Repeat every entry word for word, skipping the pictures.

□ □ □ □

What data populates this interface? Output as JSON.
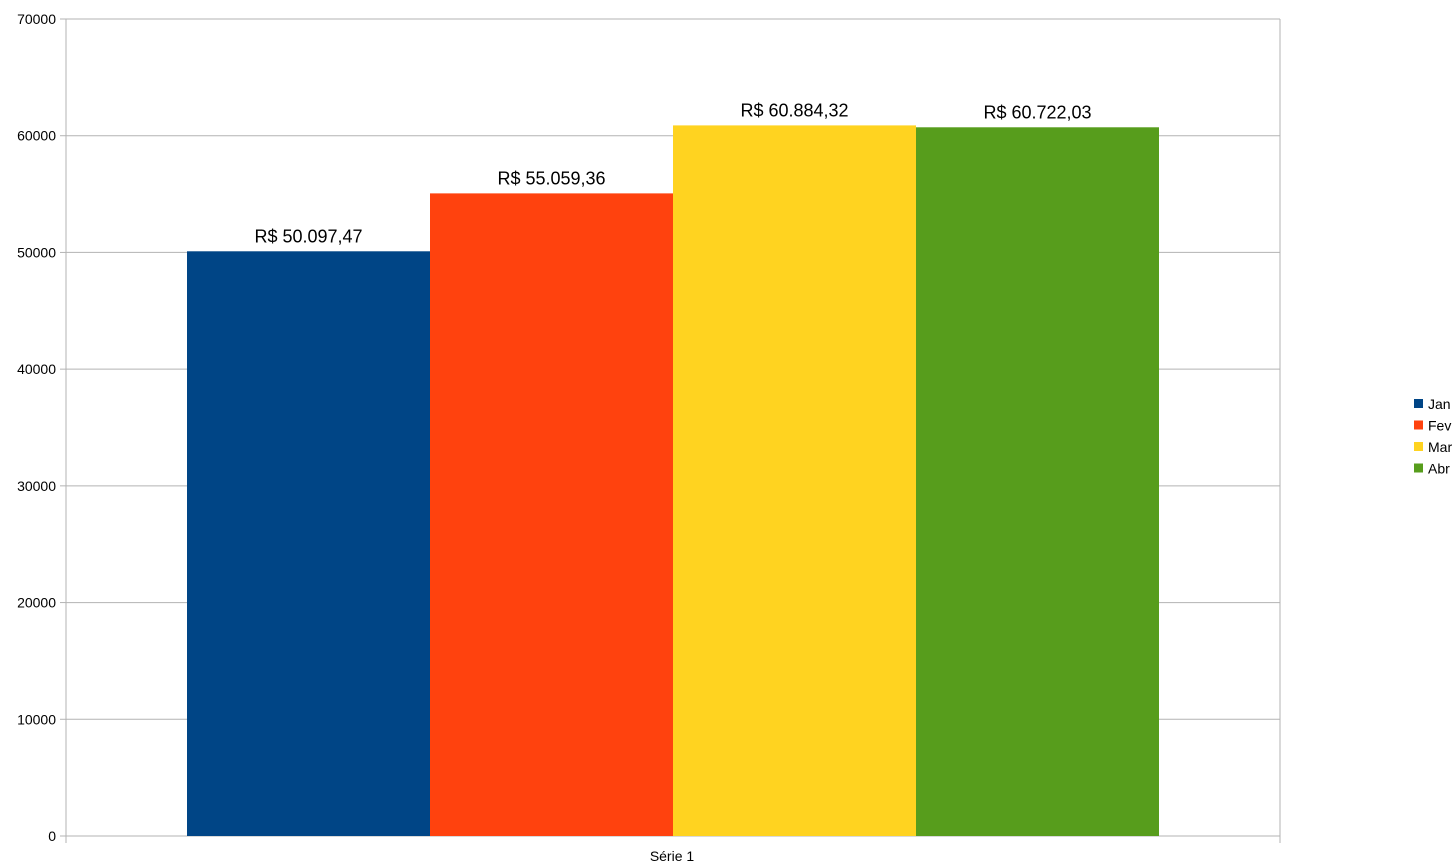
{
  "chart_data": {
    "type": "bar",
    "categories": [
      "Série 1"
    ],
    "series": [
      {
        "name": "Jan",
        "values": [
          50097.47
        ],
        "label": "R$ 50.097,47",
        "color": "#004586"
      },
      {
        "name": "Fev",
        "values": [
          55059.36
        ],
        "label": "R$ 55.059,36",
        "color": "#ff420e"
      },
      {
        "name": "Mar",
        "values": [
          60884.32
        ],
        "label": "R$ 60.884,32",
        "color": "#ffd320"
      },
      {
        "name": "Abr",
        "values": [
          60722.03
        ],
        "label": "R$ 60.722,03",
        "color": "#579d1c"
      }
    ],
    "ylim": [
      0,
      70000
    ],
    "yticks": [
      "0",
      "10000",
      "20000",
      "30000",
      "40000",
      "50000",
      "60000",
      "70000"
    ],
    "title": "",
    "xlabel": "",
    "ylabel": "",
    "grid": true,
    "legend_position": "right"
  }
}
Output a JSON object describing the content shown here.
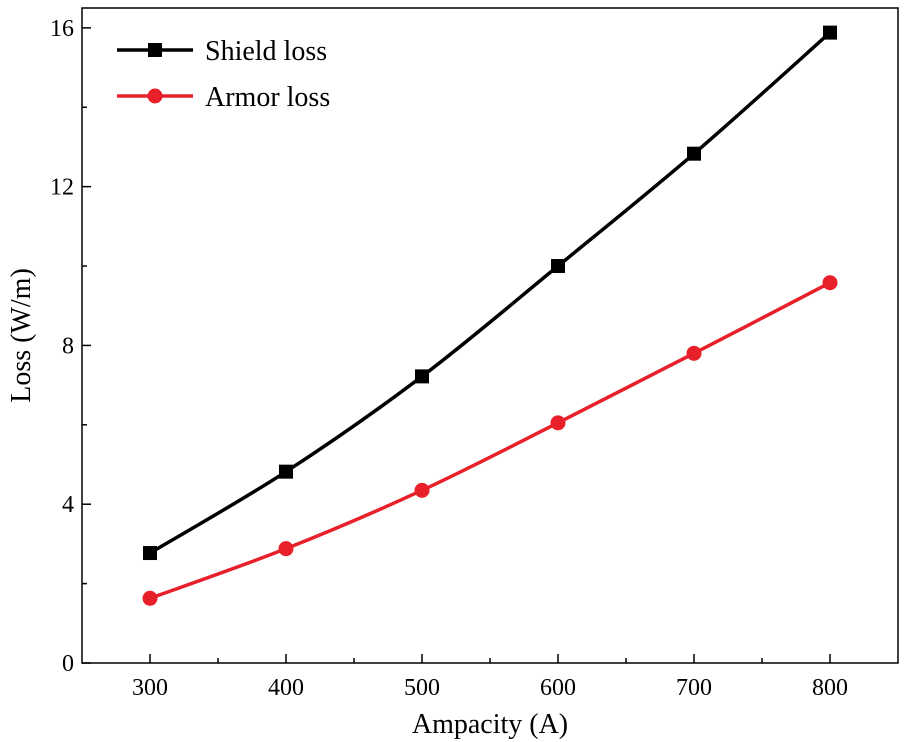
{
  "chart_data": {
    "type": "line",
    "title": "",
    "xlabel": "Ampacity (A)",
    "ylabel": "Loss (W/m)",
    "x": [
      300,
      400,
      500,
      600,
      700,
      800
    ],
    "xlim": [
      250,
      850
    ],
    "ylim": [
      0,
      16.5
    ],
    "xticks": [
      300,
      400,
      500,
      600,
      700,
      800
    ],
    "yticks": [
      0,
      4,
      8,
      12,
      16
    ],
    "grid": false,
    "legend_position": "top-left",
    "series": [
      {
        "name": "Shield loss",
        "values": [
          2.77,
          4.82,
          7.22,
          10.0,
          12.83,
          15.88
        ],
        "color": "#000000",
        "marker": "square"
      },
      {
        "name": "Armor loss",
        "values": [
          1.63,
          2.88,
          4.35,
          6.05,
          7.8,
          9.58
        ],
        "color": "#e8202a",
        "marker": "circle"
      }
    ]
  }
}
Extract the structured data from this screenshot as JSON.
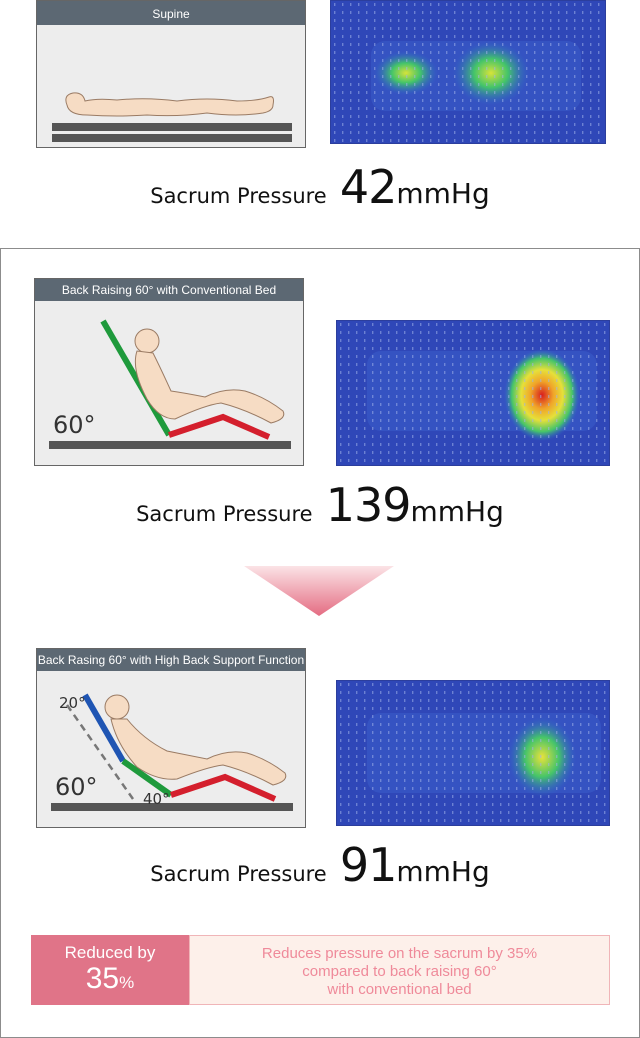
{
  "section_supine": {
    "panel_title": "Supine",
    "pressure_label": "Sacrum Pressure",
    "pressure_value": "42",
    "pressure_unit": "mmHg"
  },
  "section_conventional": {
    "panel_title": "Back Raising 60° with Conventional Bed",
    "angle_label": "60°",
    "pressure_label": "Sacrum Pressure",
    "pressure_value": "139",
    "pressure_unit": "mmHg"
  },
  "section_high_back": {
    "panel_title": "Back Rasing 60° with High Back Support Function",
    "angle_20_label": "20°",
    "angle_60_label": "60°",
    "angle_40_label": "40°",
    "pressure_label": "Sacrum Pressure",
    "pressure_value": "91",
    "pressure_unit": "mmHg"
  },
  "reduction": {
    "label": "Reduced by",
    "percent_value": "35",
    "percent_sign": "%",
    "description_line1": "Reduces pressure on the sacrum by 35%",
    "description_line2": "compared to back raising 60°",
    "description_line3": "with conventional bed"
  },
  "colors": {
    "heatmap_low": "#2f47b8",
    "heatmap_mid": "#3fc26a",
    "heatmap_high": "#d81e1e",
    "arrow_pink": "#e46c82",
    "green_back": "#1f9a3c",
    "red_legs": "#d41f2d",
    "blue_back": "#1f55b3",
    "panel_title_bg": "#5c6873"
  }
}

□ □ □ □

* Exercise answer *
What data populates this interface? Output as JSON.
{
  "chart_data": {
    "type": "bar",
    "categories": [
      "Série 1"
    ],
    "series": [
      {
        "name": "Jan",
        "values": [
          50097.47
        ],
        "label": "R$ 50.097,47",
        "color": "#004586"
      },
      {
        "name": "Fev",
        "values": [
          55059.36
        ],
        "label": "R$ 55.059,36",
        "color": "#ff420e"
      },
      {
        "name": "Mar",
        "values": [
          60884.32
        ],
        "label": "R$ 60.884,32",
        "color": "#ffd320"
      },
      {
        "name": "Abr",
        "values": [
          60722.03
        ],
        "label": "R$ 60.722,03",
        "color": "#579d1c"
      }
    ],
    "ylim": [
      0,
      70000
    ],
    "yticks": [
      "0",
      "10000",
      "20000",
      "30000",
      "40000",
      "50000",
      "60000",
      "70000"
    ],
    "title": "",
    "xlabel": "",
    "ylabel": "",
    "grid": true,
    "legend_position": "right"
  }
}
Output a JSON object describing the content shown here.
{
  "chart_data": {
    "type": "line",
    "title": "",
    "xlabel": "Ampacity (A)",
    "ylabel": "Loss (W/m)",
    "x": [
      300,
      400,
      500,
      600,
      700,
      800
    ],
    "xlim": [
      250,
      850
    ],
    "ylim": [
      0,
      16.5
    ],
    "xticks": [
      300,
      400,
      500,
      600,
      700,
      800
    ],
    "yticks": [
      0,
      4,
      8,
      12,
      16
    ],
    "grid": false,
    "legend_position": "top-left",
    "series": [
      {
        "name": "Shield loss",
        "values": [
          2.77,
          4.82,
          7.22,
          10.0,
          12.83,
          15.88
        ],
        "color": "#000000",
        "marker": "square"
      },
      {
        "name": "Armor loss",
        "values": [
          1.63,
          2.88,
          4.35,
          6.05,
          7.8,
          9.58
        ],
        "color": "#e8202a",
        "marker": "circle"
      }
    ]
  }
}
Extract the structured data from this screenshot as JSON.
{
  "section_supine": {
    "panel_title": "Supine",
    "pressure_label": "Sacrum Pressure",
    "pressure_value": "42",
    "pressure_unit": "mmHg"
  },
  "section_conventional": {
    "panel_title": "Back Raising 60° with Conventional Bed",
    "angle_label": "60°",
    "pressure_label": "Sacrum Pressure",
    "pressure_value": "139",
    "pressure_unit": "mmHg"
  },
  "section_high_back": {
    "panel_title": "Back Rasing 60° with High Back Support Function",
    "angle_20_label": "20°",
    "angle_60_label": "60°",
    "angle_40_label": "40°",
    "pressure_label": "Sacrum Pressure",
    "pressure_value": "91",
    "pressure_unit": "mmHg"
  },
  "reduction": {
    "label": "Reduced by",
    "percent_value": "35",
    "percent_sign": "%",
    "description_line1": "Reduces pressure on the sacrum by 35%",
    "description_line2": "compared to back raising 60°",
    "description_line3": "with conventional bed"
  },
  "colors": {
    "heatmap_low": "#2f47b8",
    "heatmap_mid": "#3fc26a",
    "heatmap_high": "#d81e1e",
    "arrow_pink": "#e46c82",
    "green_back": "#1f9a3c",
    "red_legs": "#d41f2d",
    "blue_back": "#1f55b3",
    "panel_title_bg": "#5c6873"
  }
}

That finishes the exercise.